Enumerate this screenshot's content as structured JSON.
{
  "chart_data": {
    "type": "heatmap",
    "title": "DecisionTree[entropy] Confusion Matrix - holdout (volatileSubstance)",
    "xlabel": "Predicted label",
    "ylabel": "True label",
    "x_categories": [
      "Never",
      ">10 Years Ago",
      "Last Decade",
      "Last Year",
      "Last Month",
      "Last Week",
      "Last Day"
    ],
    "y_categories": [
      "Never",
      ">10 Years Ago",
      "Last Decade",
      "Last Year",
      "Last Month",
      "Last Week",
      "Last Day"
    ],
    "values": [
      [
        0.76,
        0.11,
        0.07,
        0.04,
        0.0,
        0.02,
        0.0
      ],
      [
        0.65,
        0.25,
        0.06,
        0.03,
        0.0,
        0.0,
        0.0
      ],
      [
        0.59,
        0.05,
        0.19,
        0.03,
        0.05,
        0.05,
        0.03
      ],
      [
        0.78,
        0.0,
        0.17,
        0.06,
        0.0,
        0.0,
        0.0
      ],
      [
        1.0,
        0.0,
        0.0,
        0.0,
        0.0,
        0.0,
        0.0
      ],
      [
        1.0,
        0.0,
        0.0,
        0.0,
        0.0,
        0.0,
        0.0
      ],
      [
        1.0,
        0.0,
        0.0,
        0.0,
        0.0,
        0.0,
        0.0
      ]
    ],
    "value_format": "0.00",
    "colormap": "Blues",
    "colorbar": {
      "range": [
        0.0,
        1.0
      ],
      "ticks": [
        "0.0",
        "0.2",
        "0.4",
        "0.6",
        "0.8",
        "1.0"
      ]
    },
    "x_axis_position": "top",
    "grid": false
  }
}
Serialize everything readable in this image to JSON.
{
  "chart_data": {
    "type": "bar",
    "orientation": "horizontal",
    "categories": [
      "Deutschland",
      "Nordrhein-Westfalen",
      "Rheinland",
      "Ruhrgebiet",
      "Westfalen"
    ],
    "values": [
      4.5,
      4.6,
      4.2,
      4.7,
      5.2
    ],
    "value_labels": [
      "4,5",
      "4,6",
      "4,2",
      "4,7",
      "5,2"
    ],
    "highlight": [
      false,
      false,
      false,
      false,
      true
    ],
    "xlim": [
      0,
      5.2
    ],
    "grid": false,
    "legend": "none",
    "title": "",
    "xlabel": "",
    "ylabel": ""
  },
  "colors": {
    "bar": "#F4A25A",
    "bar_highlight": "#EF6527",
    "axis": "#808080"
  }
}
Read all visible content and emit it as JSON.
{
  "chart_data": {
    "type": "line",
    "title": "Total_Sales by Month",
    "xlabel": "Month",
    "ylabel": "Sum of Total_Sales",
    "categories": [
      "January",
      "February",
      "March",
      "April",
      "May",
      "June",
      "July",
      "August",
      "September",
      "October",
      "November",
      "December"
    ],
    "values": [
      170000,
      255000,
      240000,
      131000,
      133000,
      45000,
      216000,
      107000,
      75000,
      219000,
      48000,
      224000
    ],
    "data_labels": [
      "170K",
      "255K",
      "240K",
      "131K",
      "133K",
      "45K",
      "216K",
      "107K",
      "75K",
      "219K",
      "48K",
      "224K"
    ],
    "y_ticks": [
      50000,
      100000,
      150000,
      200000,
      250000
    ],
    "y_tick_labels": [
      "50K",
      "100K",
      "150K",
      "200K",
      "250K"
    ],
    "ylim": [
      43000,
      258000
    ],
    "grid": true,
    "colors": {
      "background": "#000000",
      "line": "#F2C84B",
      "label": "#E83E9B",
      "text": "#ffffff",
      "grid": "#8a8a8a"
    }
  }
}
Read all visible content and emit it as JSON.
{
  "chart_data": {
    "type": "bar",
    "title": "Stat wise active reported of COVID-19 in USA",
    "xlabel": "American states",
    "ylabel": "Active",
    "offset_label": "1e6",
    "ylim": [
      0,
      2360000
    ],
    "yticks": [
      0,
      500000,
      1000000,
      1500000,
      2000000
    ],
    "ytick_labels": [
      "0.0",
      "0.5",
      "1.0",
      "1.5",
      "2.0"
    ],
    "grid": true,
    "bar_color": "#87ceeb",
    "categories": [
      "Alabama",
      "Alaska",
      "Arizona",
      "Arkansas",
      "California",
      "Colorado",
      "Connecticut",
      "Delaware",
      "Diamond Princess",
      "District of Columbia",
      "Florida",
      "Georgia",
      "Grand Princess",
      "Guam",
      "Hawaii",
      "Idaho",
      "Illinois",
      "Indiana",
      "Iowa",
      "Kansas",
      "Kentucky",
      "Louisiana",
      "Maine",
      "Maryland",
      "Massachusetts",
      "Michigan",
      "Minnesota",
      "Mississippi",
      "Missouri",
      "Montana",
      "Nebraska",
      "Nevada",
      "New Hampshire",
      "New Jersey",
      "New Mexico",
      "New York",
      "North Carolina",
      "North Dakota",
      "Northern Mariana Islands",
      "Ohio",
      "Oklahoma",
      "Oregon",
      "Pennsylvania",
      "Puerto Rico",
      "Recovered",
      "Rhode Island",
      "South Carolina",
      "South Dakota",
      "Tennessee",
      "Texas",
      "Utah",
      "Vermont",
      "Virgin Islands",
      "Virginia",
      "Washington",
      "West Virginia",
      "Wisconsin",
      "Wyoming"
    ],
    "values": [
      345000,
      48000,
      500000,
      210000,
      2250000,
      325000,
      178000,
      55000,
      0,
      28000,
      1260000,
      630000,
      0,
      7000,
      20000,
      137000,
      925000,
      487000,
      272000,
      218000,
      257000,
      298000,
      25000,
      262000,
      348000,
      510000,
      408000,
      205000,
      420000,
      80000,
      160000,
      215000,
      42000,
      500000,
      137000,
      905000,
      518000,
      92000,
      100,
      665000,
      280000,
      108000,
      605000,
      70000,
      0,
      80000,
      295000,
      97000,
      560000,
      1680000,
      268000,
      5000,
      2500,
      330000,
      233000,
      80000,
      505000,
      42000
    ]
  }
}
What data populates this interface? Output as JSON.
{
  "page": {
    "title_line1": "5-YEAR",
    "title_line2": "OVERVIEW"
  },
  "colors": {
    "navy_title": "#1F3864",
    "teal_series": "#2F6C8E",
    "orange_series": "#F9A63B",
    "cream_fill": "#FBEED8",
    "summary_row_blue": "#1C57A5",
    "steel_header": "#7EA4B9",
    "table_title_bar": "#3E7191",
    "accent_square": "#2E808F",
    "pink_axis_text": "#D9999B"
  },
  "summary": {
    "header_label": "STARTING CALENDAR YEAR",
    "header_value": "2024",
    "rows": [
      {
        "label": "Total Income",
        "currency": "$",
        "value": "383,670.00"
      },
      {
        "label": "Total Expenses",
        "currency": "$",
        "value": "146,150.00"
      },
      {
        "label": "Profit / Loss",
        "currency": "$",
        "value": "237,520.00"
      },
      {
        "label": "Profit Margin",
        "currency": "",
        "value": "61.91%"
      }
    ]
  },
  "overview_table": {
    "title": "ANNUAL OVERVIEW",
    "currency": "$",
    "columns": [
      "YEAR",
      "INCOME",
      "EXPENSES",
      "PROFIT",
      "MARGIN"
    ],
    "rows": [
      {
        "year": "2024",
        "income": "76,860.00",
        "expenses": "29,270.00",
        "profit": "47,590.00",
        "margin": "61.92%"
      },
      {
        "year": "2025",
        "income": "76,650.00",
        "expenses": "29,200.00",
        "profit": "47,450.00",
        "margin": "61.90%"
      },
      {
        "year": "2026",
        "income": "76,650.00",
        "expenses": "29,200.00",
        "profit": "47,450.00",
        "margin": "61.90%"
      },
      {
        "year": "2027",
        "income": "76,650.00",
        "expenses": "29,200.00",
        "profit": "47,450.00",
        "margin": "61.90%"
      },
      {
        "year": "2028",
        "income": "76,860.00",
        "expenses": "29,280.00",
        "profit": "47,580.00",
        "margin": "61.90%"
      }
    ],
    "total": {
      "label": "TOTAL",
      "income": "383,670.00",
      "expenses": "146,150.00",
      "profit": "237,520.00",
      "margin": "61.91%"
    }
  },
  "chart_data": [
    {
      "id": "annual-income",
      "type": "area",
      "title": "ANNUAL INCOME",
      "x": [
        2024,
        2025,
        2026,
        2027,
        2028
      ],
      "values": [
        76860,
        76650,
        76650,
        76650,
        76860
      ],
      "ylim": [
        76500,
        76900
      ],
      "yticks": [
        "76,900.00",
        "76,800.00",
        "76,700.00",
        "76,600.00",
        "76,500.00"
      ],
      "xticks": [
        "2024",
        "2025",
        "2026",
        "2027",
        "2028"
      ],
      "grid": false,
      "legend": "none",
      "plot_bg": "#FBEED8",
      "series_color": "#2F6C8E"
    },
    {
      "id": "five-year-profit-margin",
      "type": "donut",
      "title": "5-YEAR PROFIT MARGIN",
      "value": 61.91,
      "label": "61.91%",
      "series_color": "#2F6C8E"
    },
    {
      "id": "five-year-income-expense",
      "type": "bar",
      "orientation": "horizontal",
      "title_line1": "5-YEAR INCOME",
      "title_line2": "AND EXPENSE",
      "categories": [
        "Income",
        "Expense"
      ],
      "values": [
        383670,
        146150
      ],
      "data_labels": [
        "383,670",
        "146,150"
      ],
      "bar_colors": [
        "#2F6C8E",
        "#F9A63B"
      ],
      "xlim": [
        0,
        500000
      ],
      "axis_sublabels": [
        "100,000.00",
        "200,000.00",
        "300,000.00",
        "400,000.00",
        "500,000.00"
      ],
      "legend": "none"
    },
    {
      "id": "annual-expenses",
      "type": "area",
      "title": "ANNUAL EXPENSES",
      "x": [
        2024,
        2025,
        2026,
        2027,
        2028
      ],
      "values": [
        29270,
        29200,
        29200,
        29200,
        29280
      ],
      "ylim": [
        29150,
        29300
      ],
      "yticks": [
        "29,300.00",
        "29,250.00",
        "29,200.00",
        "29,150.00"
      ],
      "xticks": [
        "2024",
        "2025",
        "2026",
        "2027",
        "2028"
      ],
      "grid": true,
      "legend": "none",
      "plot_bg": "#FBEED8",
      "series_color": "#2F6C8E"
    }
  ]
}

— TASK TO COMPLETE —
From the entries above, pull out each line that includes "type".

— TASK OUTPUT —
    "type": "heatmap",
    "type": "bar",
    "type": "line",
    "type": "bar",
      "type": "area",
      "type": "donut",
      "type": "bar",
      "type": "area",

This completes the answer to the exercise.